--- TASK PROMPT ---
Transcribe the records that follow exactly. Skip the pictures.

--- DATA FOR THIS TASK ---
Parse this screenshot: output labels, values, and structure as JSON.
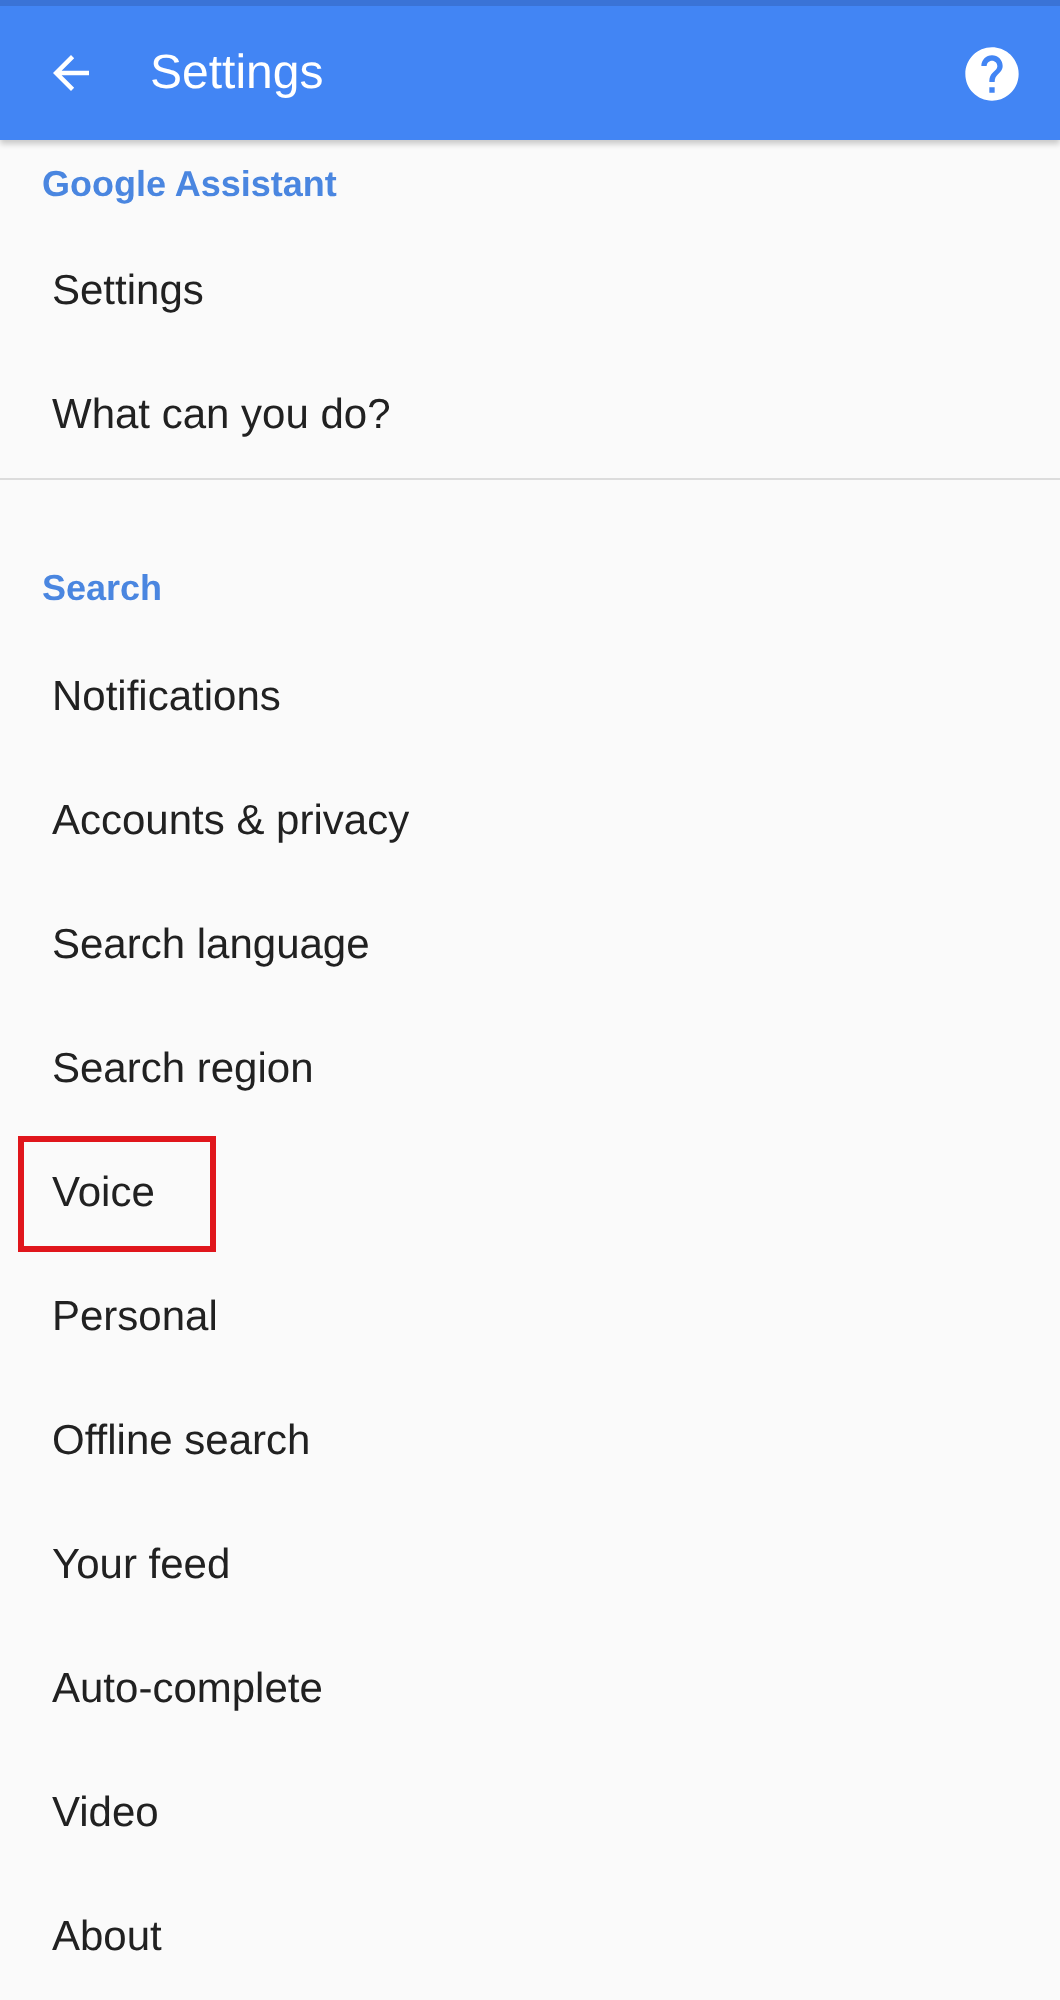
{
  "app_bar": {
    "title": "Settings"
  },
  "sections": [
    {
      "heading": "Google Assistant",
      "items": [
        {
          "label": "Settings",
          "highlighted": false
        },
        {
          "label": "What can you do?",
          "highlighted": false
        }
      ]
    },
    {
      "heading": "Search",
      "items": [
        {
          "label": "Notifications",
          "highlighted": false
        },
        {
          "label": "Accounts & privacy",
          "highlighted": false
        },
        {
          "label": "Search language",
          "highlighted": false
        },
        {
          "label": "Search region",
          "highlighted": false
        },
        {
          "label": "Voice",
          "highlighted": true
        },
        {
          "label": "Personal",
          "highlighted": false
        },
        {
          "label": "Offline search",
          "highlighted": false
        },
        {
          "label": "Your feed",
          "highlighted": false
        },
        {
          "label": "Auto-complete",
          "highlighted": false
        },
        {
          "label": "Video",
          "highlighted": false
        },
        {
          "label": "About",
          "highlighted": false
        }
      ]
    }
  ]
}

--- FINAL RESULT ---
Parse this screenshot: output labels, values, and structure as JSON.
{
  "app_bar": {
    "title": "Settings"
  },
  "sections": [
    {
      "heading": "Google Assistant",
      "items": [
        {
          "label": "Settings",
          "highlighted": false
        },
        {
          "label": "What can you do?",
          "highlighted": false
        }
      ]
    },
    {
      "heading": "Search",
      "items": [
        {
          "label": "Notifications",
          "highlighted": false
        },
        {
          "label": "Accounts & privacy",
          "highlighted": false
        },
        {
          "label": "Search language",
          "highlighted": false
        },
        {
          "label": "Search region",
          "highlighted": false
        },
        {
          "label": "Voice",
          "highlighted": true
        },
        {
          "label": "Personal",
          "highlighted": false
        },
        {
          "label": "Offline search",
          "highlighted": false
        },
        {
          "label": "Your feed",
          "highlighted": false
        },
        {
          "label": "Auto-complete",
          "highlighted": false
        },
        {
          "label": "Video",
          "highlighted": false
        },
        {
          "label": "About",
          "highlighted": false
        }
      ]
    }
  ]
}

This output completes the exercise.